* **Given instruction**: Filter these entries so that only lines with the word "title" remain.

* **The input**:
-- START --
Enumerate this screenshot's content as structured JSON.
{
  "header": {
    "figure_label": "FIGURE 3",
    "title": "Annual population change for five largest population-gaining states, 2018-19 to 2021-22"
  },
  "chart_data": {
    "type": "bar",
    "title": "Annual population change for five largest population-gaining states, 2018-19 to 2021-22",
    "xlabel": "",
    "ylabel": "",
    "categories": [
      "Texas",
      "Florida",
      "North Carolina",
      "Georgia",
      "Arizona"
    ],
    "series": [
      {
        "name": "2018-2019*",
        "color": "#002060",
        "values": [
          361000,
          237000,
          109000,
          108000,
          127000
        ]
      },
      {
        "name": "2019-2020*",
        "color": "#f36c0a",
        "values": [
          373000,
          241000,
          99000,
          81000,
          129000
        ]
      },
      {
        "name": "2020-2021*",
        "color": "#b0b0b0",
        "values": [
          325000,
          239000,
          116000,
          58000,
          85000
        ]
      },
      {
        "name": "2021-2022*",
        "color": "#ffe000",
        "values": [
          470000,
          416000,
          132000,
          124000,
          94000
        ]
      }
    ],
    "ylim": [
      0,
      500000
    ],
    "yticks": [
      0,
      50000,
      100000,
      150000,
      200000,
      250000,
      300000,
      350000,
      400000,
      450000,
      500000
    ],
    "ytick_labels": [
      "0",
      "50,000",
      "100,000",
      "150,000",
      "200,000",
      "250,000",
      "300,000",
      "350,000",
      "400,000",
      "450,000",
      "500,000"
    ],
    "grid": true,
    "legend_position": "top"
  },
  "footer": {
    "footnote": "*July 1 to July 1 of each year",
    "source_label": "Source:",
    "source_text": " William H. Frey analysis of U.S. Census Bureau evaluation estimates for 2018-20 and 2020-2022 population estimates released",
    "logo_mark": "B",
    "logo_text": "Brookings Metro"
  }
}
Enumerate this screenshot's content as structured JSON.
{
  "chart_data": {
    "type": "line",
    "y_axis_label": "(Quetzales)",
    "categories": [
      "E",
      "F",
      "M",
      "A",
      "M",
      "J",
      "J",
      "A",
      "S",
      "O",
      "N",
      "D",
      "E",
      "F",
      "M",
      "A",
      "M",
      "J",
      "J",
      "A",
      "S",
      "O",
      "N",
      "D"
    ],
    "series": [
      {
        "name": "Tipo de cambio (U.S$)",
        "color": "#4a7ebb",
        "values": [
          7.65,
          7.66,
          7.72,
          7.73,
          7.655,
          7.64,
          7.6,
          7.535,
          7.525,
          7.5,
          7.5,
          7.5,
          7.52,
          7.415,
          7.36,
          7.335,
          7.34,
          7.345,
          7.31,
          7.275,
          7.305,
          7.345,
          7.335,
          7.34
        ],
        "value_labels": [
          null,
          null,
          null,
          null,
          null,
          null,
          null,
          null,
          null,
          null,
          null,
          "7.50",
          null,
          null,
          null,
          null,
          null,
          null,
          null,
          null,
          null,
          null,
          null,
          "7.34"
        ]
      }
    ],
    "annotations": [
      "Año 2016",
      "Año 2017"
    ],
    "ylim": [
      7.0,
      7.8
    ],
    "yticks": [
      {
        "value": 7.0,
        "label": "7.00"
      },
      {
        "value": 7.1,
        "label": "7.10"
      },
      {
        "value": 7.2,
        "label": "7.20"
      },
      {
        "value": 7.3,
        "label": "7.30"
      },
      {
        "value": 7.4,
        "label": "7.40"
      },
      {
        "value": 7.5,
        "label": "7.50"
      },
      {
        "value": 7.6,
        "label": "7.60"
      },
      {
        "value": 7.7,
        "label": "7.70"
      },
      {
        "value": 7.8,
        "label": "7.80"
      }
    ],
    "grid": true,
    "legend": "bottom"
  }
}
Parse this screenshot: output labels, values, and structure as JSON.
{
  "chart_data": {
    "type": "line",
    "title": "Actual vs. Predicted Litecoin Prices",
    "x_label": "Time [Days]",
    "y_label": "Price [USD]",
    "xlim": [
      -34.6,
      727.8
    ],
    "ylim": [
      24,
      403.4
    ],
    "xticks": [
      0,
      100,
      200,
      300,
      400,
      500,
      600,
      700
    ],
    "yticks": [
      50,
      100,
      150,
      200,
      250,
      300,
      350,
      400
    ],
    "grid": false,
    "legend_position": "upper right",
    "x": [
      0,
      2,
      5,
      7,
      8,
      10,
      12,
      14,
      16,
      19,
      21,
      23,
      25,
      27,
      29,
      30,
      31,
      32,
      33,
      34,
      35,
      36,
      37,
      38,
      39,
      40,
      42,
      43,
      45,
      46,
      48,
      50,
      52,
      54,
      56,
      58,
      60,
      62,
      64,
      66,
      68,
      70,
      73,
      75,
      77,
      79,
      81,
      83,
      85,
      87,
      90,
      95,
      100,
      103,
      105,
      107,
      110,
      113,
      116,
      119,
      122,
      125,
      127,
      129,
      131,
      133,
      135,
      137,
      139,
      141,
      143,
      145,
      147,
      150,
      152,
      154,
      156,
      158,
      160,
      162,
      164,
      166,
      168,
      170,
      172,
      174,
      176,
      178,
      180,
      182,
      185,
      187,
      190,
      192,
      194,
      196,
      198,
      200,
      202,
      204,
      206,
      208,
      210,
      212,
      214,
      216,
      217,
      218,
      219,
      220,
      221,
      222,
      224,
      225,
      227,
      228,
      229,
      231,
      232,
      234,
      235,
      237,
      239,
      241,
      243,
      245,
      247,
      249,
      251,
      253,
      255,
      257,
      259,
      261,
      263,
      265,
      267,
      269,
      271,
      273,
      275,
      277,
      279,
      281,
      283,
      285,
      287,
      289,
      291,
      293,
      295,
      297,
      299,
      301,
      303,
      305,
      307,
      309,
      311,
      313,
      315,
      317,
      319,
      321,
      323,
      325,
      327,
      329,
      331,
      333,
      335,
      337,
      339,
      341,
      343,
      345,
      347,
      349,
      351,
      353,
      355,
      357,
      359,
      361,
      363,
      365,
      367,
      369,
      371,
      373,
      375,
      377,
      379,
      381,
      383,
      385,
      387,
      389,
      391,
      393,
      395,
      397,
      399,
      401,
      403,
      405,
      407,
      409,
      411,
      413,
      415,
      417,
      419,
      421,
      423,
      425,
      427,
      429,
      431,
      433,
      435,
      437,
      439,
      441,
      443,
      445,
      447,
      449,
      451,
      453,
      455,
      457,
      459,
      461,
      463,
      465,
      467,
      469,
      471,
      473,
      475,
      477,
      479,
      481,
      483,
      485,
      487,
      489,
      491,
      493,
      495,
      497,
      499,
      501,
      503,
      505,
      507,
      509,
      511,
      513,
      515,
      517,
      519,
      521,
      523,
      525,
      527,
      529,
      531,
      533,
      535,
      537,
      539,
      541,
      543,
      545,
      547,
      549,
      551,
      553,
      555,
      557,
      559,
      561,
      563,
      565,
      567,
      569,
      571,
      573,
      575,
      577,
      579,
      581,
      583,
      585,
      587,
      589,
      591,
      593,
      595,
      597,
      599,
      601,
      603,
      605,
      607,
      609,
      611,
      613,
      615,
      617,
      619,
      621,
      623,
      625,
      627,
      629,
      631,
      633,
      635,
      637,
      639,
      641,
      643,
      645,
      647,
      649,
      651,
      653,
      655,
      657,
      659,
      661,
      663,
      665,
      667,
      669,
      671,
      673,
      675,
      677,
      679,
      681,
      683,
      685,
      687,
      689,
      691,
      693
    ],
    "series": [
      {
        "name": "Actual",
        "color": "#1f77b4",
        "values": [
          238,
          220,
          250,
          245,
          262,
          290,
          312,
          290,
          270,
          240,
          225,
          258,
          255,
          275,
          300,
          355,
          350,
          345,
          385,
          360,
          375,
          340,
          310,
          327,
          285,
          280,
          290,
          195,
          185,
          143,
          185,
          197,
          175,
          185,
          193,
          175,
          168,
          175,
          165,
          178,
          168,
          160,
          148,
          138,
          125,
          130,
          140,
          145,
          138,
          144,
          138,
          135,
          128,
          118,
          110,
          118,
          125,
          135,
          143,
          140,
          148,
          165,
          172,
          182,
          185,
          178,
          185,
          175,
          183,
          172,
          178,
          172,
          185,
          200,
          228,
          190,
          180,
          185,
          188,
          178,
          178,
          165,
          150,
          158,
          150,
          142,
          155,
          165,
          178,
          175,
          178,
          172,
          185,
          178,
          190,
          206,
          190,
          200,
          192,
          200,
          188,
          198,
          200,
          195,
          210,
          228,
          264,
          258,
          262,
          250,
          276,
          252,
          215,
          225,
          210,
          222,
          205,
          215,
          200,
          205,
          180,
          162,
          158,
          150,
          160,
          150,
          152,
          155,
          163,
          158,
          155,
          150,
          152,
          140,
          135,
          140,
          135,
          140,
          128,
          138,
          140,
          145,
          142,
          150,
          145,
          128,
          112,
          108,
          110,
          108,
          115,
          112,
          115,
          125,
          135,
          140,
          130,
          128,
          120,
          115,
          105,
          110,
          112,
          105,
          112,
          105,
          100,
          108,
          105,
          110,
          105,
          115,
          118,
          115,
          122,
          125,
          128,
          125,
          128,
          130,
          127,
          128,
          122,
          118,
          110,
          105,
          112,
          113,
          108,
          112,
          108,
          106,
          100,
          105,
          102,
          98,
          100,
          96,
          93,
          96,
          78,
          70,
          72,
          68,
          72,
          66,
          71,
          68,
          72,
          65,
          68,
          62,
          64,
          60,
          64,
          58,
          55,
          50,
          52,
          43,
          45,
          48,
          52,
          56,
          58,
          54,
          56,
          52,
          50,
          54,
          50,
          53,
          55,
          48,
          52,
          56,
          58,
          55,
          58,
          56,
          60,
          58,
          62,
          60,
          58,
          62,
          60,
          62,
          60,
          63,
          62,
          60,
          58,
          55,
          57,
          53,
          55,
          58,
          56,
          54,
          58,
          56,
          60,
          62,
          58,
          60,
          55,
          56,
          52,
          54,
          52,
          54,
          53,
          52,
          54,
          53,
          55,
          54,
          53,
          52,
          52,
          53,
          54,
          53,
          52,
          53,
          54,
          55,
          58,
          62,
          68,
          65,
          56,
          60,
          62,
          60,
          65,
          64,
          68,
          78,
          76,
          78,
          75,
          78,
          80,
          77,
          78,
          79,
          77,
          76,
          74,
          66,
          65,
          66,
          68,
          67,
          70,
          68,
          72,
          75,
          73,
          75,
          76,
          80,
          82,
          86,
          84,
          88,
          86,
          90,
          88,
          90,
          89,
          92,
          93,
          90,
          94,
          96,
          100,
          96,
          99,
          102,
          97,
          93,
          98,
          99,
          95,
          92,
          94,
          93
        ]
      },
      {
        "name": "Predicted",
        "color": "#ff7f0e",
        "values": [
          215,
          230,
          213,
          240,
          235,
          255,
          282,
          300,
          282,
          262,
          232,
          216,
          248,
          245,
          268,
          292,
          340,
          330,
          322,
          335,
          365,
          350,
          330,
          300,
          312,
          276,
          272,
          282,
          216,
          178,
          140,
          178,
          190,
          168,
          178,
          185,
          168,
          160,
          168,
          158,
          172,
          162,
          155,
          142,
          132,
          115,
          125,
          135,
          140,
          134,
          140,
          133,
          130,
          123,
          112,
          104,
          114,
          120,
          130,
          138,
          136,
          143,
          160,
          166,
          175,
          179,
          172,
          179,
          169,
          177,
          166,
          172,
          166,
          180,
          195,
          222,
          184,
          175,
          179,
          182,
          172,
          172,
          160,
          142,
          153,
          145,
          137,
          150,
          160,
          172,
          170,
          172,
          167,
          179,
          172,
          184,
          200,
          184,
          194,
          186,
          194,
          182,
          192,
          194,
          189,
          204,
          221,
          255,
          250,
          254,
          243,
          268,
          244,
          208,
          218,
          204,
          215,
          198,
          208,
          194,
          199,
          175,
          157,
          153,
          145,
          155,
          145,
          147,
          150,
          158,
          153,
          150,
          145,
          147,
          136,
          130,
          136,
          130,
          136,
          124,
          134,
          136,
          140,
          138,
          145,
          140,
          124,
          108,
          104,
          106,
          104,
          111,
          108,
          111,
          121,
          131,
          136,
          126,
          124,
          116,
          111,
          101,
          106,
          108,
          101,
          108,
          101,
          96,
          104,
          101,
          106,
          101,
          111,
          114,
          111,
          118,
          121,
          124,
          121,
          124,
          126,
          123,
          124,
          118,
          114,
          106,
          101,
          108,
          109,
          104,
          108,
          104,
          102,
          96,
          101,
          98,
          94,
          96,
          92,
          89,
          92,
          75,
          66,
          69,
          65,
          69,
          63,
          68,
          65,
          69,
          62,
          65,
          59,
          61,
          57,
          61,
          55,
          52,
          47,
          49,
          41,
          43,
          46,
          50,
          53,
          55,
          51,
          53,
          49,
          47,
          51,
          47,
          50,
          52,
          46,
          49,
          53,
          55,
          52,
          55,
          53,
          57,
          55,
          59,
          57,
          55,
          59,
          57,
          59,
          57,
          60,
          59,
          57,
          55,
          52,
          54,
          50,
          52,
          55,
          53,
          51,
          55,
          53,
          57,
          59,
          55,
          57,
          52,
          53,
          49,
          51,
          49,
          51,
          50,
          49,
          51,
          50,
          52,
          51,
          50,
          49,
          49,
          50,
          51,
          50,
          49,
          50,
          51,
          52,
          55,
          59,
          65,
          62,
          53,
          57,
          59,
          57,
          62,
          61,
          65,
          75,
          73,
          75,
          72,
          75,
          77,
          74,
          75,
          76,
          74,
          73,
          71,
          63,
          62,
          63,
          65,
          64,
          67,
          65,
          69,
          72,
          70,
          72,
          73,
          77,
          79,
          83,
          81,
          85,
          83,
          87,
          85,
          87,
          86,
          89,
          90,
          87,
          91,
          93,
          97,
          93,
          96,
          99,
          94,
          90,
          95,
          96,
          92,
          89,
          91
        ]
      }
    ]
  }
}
-- END --
* **Solution to this problem**:
    "title": "Annual population change for five largest population-gaining states, 2018-19 to 2021-22"
    "title": "Annual population change for five largest population-gaining states, 2018-19 to 2021-22",
    "title": "Actual vs. Predicted Litecoin Prices",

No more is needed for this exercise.